(Dataset items)
%%

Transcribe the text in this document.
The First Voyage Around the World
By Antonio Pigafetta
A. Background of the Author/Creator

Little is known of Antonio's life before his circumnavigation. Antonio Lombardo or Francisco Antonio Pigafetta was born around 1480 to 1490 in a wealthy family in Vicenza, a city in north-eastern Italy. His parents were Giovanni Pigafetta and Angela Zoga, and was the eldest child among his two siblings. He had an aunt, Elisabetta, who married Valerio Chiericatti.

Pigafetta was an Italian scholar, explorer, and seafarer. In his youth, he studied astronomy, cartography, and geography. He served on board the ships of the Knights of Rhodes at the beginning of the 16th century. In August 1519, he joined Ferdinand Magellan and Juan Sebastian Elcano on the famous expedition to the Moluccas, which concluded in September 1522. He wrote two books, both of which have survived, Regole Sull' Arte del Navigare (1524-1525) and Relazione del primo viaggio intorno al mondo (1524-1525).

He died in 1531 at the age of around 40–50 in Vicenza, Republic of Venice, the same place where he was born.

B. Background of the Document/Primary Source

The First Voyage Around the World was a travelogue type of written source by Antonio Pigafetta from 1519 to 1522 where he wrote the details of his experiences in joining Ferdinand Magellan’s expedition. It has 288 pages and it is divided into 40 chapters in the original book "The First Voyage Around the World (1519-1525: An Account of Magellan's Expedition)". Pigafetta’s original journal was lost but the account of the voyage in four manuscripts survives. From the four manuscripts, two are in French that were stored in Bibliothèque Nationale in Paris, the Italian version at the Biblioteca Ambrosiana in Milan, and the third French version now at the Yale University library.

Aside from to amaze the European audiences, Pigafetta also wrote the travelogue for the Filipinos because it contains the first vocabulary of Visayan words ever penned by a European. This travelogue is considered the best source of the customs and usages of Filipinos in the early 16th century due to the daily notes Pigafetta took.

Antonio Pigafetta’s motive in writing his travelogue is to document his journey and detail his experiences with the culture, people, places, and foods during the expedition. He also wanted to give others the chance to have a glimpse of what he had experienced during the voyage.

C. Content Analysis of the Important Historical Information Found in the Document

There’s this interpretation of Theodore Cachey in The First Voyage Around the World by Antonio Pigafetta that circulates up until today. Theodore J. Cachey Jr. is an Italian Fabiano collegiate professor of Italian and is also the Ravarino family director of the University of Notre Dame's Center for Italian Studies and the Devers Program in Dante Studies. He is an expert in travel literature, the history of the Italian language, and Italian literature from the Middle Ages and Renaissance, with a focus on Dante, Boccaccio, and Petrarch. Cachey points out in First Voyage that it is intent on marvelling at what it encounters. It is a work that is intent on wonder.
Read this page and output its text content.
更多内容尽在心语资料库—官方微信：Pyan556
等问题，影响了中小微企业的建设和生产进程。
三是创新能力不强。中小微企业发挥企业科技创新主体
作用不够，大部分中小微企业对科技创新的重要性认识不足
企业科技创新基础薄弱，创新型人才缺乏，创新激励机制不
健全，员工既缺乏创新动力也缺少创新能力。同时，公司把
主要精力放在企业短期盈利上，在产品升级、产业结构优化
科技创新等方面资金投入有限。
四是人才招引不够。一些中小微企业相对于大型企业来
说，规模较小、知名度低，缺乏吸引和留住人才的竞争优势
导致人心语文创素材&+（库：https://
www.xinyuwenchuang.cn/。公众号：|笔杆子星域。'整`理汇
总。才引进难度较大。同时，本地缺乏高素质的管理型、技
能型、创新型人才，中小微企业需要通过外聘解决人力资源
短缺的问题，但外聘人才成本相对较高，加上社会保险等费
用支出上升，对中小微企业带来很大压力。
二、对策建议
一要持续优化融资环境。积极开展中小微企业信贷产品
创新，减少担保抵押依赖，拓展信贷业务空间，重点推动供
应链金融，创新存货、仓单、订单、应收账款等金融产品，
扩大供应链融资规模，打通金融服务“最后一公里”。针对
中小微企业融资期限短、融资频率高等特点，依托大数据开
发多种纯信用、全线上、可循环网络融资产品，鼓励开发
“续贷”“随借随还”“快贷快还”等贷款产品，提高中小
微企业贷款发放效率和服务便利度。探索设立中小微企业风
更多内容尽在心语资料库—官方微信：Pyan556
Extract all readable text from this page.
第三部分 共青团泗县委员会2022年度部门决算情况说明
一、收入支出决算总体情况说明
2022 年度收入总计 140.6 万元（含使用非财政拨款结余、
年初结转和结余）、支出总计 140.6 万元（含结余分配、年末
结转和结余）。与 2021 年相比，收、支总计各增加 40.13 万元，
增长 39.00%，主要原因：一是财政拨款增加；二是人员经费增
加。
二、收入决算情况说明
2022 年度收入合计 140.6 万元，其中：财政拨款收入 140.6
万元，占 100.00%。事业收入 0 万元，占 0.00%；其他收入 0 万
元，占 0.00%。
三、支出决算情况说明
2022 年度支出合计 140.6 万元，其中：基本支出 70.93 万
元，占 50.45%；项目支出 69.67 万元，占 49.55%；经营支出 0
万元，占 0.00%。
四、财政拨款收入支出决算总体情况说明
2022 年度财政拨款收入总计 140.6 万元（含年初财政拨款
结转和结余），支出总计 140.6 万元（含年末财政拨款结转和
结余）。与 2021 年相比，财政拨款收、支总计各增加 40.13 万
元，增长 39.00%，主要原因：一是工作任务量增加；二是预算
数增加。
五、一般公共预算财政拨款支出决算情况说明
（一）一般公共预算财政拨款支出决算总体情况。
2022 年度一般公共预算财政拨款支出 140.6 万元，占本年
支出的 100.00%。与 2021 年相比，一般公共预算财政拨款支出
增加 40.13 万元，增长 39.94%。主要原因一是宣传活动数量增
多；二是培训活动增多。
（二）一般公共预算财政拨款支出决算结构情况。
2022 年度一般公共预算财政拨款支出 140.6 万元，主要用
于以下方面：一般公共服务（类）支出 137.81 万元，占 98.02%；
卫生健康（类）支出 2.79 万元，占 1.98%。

%%

- [WHAT YOU ARE ASKED TO DO] Quote the line that contains "Extract all readable text from this page." and each line after it through the end of the data, exactly, leaving out everything else.

- [TASK ANSWER]
Extract all readable text from this page.
第三部分 共青团泗县委员会2022年度部门决算情况说明
一、收入支出决算总体情况说明
2022 年度收入总计 140.6 万元（含使用非财政拨款结余、
年初结转和结余）、支出总计 140.6 万元（含结余分配、年末
结转和结余）。与 2021 年相比，收、支总计各增加 40.13 万元，
增长 39.00%，主要原因：一是财政拨款增加；二是人员经费增
加。
二、收入决算情况说明
2022 年度收入合计 140.6 万元，其中：财政拨款收入 140.6
万元，占 100.00%。事业收入 0 万元，占 0.00%；其他收入 0 万
元，占 0.00%。
三、支出决算情况说明
2022 年度支出合计 140.6 万元，其中：基本支出 70.93 万
元，占 50.45%；项目支出 69.67 万元，占 49.55%；经营支出 0
万元，占 0.00%。
四、财政拨款收入支出决算总体情况说明
2022 年度财政拨款收入总计 140.6 万元（含年初财政拨款
结转和结余），支出总计 140.6 万元（含年末财政拨款结转和
结余）。与 2021 年相比，财政拨款收、支总计各增加 40.13 万
元，增长 39.00%，主要原因：一是工作任务量增加；二是预算
数增加。
五、一般公共预算财政拨款支出决算情况说明
（一）一般公共预算财政拨款支出决算总体情况。
2022 年度一般公共预算财政拨款支出 140.6 万元，占本年
支出的 100.00%。与 2021 年相比，一般公共预算财政拨款支出
增加 40.13 万元，增长 39.94%。主要原因一是宣传活动数量增
多；二是培训活动增多。
（二）一般公共预算财政拨款支出决算结构情况。
2022 年度一般公共预算财政拨款支出 140.6 万元，主要用
于以下方面：一般公共服务（类）支出 137.81 万元，占 98.02%；
卫生健康（类）支出 2.79 万元，占 1.98%。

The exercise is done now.